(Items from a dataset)
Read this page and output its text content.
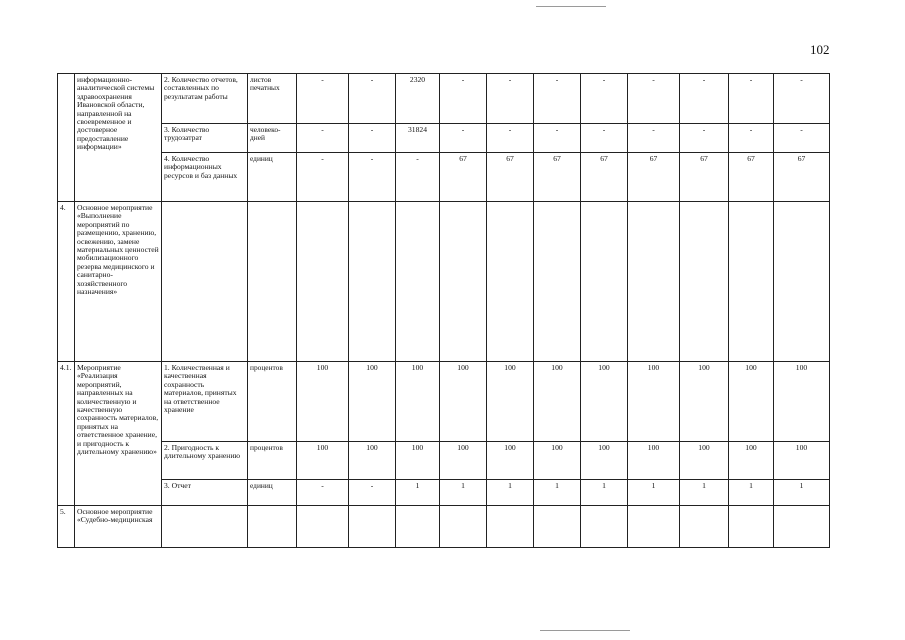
102
	информационно-аналитической системы здравоохранения Ивановской области, направленной на своевременное и достоверное предоставление информации»	2. Количество отчетов, составленных по результатам работы	листов печатных	-	-	2320	-	-	-	-	-	-	-	-
		3. Количество трудозатрат	человеко-дней	-	-	31824	-	-	-	-	-	-	-	-
		4. Количество информационных ресурсов и баз данных	единиц	-	-	-	67	67	67	67	67	67	67	67
4.	Основное мероприятие «Выполнение мероприятий по размещению, хранению, освежению, замене материальных ценностей мобилизационного резерва медицинского и санитарно-хозяйственного назначения»													
4.1.	Мероприятие «Реализация мероприятий, направленных на количественную и качественную сохранность материалов, принятых на ответственное хранение, и пригодность к длительному хранению»	1. Количественная и качественная сохранность материалов, принятых на ответственное хранение	процентов	100	100	100	100	100	100	100	100	100	100	100
		2. Пригодность к длительному хранению	процентов	100	100	100	100	100	100	100	100	100	100	100
		3. Отчет	единиц	-	-	1	1	1	1	1	1	1	1	1
5.	Основное мероприятие «Судебно-медицинская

PROBLEM TO SOLVE: Write the entries above out in full, exactly, with no images.

FINISHED TASK:
Read this page and output its text content.
102
	информационно-аналитической системы здравоохранения Ивановской области, направленной на своевременное и достоверное предоставление информации»	2. Количество отчетов, составленных по результатам работы	листов печатных	-	-	2320	-	-	-	-	-	-	-	-
		3. Количество трудозатрат	человеко-дней	-	-	31824	-	-	-	-	-	-	-	-
		4. Количество информационных ресурсов и баз данных	единиц	-	-	-	67	67	67	67	67	67	67	67
4.	Основное мероприятие «Выполнение мероприятий по размещению, хранению, освежению, замене материальных ценностей мобилизационного резерва медицинского и санитарно-хозяйственного назначения»													
4.1.	Мероприятие «Реализация мероприятий, направленных на количественную и качественную сохранность материалов, принятых на ответственное хранение, и пригодность к длительному хранению»	1. Количественная и качественная сохранность материалов, принятых на ответственное хранение	процентов	100	100	100	100	100	100	100	100	100	100	100
		2. Пригодность к длительному хранению	процентов	100	100	100	100	100	100	100	100	100	100	100
		3. Отчет	единиц	-	-	1	1	1	1	1	1	1	1	1
5.	Основное мероприятие «Судебно-медицинская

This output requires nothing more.